====== SUPPLIED MATERIAL
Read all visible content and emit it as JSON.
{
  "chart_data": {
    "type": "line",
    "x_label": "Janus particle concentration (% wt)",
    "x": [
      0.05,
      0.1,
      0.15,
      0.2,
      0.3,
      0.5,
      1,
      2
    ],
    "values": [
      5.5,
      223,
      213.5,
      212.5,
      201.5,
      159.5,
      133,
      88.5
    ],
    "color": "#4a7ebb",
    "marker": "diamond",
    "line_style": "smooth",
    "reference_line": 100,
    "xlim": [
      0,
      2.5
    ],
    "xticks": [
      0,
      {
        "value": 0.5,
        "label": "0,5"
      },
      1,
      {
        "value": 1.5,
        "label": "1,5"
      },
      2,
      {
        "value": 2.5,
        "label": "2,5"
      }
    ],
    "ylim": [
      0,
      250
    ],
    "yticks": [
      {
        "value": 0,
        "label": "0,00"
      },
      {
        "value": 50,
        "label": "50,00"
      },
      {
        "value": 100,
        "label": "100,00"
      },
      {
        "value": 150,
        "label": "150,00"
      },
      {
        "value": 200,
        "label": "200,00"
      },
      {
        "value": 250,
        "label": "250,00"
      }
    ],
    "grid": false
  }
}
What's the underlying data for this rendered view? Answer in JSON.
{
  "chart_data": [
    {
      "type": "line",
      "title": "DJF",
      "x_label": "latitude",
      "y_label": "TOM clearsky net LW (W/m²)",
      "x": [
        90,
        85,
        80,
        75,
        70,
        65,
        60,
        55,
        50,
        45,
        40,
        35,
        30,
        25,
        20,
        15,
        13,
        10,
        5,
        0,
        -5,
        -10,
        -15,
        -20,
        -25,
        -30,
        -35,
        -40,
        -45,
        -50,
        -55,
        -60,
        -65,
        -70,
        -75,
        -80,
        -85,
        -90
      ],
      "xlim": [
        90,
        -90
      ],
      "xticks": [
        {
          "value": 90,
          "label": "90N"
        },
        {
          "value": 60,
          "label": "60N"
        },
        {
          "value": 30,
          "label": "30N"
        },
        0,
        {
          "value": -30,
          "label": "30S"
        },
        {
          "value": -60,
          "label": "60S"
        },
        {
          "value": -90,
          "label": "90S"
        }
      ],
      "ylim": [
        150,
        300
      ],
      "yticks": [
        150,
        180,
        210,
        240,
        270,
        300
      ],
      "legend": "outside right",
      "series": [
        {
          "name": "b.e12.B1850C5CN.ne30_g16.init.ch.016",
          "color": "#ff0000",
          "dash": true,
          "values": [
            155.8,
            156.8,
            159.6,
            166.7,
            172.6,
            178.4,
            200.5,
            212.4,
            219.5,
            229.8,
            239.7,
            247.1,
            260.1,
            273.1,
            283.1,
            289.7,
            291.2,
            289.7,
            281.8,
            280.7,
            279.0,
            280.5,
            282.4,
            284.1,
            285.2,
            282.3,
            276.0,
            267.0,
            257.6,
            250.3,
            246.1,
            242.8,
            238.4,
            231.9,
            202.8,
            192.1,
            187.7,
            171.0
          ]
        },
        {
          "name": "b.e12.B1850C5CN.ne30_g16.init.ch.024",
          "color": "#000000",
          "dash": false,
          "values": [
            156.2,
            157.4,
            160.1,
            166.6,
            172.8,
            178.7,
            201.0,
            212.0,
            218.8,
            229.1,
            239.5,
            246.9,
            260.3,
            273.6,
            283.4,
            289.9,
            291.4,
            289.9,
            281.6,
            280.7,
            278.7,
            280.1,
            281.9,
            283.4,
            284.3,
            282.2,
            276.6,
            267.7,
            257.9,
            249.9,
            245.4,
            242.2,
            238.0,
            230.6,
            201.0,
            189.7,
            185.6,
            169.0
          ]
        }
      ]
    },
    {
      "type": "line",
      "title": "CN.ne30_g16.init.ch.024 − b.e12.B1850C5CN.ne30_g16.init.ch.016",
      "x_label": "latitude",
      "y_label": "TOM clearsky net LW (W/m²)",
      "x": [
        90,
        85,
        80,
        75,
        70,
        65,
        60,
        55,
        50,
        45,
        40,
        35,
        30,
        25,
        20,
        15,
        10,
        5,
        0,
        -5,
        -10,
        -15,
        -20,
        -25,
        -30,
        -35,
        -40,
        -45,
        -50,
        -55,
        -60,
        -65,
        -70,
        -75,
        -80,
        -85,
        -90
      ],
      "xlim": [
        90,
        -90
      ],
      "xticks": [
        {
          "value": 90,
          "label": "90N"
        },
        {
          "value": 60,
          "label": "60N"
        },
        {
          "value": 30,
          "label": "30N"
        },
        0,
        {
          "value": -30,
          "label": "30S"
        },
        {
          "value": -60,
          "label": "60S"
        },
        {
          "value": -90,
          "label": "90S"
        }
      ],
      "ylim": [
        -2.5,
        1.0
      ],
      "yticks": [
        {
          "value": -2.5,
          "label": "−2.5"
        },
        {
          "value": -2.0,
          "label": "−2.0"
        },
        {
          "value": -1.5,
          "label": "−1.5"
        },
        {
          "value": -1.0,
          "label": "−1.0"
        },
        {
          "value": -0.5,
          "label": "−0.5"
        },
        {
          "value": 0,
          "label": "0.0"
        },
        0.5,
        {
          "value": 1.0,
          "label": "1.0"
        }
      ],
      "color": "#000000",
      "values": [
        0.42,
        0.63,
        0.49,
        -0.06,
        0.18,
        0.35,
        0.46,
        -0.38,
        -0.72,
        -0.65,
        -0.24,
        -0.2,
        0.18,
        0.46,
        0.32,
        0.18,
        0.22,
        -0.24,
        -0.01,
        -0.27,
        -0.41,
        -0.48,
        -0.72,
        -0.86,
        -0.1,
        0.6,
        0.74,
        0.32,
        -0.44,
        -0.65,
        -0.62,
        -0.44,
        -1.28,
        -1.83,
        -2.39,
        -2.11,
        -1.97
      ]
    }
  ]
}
============
====== SUPPLIED MATERIAL
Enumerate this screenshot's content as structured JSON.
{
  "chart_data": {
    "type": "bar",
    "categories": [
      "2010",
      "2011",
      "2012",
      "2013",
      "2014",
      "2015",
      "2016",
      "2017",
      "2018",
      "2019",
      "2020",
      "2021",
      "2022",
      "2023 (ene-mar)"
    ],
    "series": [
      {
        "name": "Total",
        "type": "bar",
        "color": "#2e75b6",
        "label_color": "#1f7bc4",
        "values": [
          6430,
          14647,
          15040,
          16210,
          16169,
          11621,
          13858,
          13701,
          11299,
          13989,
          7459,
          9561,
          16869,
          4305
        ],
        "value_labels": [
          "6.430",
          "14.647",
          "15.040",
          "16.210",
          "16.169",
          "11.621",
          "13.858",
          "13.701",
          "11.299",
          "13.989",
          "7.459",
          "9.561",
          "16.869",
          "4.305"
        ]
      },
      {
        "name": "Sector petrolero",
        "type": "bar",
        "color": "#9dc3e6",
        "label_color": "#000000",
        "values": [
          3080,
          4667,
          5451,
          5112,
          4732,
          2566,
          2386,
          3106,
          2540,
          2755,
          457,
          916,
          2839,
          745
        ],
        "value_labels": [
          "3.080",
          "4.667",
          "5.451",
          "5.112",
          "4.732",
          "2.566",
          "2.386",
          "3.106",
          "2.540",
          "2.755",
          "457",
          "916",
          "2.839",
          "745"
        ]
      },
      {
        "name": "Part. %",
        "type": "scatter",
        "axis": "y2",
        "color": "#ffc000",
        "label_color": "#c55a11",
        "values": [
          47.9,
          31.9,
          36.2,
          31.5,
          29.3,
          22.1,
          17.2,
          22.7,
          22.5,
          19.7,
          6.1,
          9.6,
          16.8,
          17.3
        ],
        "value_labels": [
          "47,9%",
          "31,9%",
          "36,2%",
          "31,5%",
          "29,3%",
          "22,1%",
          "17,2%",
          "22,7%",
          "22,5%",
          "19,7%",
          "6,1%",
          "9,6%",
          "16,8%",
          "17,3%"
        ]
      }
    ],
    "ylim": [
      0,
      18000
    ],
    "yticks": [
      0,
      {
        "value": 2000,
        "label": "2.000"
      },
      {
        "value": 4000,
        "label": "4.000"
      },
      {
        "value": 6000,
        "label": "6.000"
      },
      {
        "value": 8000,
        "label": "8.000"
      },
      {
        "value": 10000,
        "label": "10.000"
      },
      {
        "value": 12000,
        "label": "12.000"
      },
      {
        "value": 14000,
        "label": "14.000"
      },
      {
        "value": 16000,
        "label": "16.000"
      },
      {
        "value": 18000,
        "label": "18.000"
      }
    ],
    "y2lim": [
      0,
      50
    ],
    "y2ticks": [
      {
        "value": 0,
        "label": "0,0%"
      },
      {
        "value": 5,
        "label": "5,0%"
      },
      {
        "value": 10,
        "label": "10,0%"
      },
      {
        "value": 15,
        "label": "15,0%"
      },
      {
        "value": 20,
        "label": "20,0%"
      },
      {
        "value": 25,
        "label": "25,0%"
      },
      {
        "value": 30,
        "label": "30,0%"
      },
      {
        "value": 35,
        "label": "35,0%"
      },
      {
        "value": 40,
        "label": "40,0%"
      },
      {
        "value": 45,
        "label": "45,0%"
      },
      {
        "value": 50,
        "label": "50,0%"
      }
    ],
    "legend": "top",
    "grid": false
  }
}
============
* **WHAT YOU HAVE TO DO**
Copy every line in the records above that contains the word "init".

* **CORRECT RESULT**
          "name": "b.e12.B1850C5CN.ne30_g16.init.ch.016",
          "name": "b.e12.B1850C5CN.ne30_g16.init.ch.024",
      "title": "CN.ne30_g16.init.ch.024 − b.e12.B1850C5CN.ne30_g16.init.ch.016",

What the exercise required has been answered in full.